-- Written task --
Pick out each line containing the string "Internet" and copy it.

--------------------------------------------------

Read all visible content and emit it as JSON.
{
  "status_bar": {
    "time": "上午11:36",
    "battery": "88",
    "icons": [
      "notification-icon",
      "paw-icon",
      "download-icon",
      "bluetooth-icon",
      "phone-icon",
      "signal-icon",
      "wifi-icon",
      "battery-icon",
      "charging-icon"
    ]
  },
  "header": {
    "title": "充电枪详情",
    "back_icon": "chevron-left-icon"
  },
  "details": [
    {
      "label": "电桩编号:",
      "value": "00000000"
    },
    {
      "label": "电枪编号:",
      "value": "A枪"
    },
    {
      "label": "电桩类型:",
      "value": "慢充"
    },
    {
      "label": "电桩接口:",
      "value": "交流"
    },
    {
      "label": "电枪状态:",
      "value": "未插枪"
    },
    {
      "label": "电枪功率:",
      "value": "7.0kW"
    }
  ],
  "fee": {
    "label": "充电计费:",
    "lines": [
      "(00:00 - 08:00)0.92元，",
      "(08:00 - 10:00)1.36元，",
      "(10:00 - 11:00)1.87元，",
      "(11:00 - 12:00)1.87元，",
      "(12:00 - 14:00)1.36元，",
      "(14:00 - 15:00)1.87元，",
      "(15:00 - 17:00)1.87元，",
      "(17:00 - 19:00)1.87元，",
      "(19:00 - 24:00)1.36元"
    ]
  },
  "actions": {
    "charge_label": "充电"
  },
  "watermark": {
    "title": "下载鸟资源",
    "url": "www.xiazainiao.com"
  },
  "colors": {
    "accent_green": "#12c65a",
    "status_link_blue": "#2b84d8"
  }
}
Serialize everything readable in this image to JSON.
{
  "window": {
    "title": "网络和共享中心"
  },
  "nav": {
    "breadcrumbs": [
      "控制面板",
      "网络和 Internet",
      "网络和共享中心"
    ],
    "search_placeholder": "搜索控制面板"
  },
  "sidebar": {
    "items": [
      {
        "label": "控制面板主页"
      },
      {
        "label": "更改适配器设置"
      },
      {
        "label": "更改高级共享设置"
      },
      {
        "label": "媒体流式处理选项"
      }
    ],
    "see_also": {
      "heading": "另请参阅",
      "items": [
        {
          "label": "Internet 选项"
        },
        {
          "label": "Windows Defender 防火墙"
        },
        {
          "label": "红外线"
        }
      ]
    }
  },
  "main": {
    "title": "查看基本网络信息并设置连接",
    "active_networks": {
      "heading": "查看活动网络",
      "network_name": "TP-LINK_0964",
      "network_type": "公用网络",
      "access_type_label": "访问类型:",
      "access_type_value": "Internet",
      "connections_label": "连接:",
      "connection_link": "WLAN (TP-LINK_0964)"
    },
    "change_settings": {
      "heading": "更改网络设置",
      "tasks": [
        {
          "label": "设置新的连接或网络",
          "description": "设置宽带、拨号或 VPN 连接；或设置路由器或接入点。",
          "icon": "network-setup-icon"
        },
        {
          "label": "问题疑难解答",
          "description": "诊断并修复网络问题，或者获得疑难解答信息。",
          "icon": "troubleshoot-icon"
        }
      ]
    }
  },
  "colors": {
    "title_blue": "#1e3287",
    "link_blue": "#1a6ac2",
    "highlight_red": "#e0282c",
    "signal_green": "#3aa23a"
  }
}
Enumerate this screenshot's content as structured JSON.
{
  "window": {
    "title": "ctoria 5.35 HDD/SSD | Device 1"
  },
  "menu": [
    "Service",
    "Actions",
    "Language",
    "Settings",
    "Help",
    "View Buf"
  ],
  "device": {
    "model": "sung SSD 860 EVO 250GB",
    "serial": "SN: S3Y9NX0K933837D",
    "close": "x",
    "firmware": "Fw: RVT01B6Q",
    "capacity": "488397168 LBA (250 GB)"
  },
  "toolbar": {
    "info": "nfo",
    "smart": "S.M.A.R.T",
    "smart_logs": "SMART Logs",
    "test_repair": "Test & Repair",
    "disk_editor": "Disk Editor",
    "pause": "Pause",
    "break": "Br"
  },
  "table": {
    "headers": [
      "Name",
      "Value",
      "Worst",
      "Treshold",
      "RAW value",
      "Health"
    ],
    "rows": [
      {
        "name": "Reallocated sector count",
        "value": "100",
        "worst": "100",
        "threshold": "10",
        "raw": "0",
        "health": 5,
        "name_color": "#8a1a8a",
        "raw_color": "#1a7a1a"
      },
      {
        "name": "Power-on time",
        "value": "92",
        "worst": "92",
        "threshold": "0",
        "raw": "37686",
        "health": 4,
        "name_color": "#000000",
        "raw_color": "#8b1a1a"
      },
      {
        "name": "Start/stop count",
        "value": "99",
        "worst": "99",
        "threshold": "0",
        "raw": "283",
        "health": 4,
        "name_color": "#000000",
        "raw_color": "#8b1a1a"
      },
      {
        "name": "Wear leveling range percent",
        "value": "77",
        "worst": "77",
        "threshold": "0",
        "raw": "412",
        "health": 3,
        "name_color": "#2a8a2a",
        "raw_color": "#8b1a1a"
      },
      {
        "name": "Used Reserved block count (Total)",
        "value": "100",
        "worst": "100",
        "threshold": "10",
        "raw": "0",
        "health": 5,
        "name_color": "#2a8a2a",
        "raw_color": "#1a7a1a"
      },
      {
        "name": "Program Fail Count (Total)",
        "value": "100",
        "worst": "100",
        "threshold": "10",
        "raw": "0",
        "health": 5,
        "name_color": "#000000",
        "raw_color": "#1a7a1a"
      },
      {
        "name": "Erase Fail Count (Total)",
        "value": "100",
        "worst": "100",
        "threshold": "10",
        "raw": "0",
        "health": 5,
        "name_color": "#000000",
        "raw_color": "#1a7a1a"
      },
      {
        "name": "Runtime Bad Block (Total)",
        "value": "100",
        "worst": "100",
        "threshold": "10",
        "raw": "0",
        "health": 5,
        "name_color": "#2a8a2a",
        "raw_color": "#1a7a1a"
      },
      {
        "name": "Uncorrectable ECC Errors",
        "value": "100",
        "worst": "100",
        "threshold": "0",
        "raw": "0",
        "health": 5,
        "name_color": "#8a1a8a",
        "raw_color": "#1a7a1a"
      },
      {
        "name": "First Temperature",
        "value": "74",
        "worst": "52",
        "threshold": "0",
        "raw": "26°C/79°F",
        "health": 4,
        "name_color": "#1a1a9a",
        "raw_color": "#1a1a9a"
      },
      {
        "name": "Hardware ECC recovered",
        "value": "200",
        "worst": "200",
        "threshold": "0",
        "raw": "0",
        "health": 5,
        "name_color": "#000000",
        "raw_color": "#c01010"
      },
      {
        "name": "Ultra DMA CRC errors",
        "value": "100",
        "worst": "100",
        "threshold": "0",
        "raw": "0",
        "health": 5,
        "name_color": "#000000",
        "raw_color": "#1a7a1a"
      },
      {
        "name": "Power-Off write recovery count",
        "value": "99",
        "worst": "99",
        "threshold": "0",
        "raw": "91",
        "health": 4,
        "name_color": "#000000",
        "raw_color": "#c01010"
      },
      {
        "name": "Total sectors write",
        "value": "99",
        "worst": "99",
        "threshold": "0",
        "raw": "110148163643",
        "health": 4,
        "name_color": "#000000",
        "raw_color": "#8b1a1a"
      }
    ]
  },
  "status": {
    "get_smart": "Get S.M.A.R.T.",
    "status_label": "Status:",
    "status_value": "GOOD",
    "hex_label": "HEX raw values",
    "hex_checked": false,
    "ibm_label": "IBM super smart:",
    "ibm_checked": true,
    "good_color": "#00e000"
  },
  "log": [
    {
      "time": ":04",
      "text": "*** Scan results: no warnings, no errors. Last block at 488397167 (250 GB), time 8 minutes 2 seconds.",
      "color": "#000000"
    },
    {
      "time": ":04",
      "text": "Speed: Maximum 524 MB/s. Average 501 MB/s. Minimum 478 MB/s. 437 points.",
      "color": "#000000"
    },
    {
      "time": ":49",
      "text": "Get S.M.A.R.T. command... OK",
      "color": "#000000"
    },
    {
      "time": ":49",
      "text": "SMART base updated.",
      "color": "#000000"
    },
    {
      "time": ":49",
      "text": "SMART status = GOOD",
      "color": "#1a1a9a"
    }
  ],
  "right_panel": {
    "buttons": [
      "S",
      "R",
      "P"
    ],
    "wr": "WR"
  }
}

--------------------------------------------------

-- Result of this task --
      "网络和 Internet",
          "label": "Internet 选项"
      "access_type_value": "Internet",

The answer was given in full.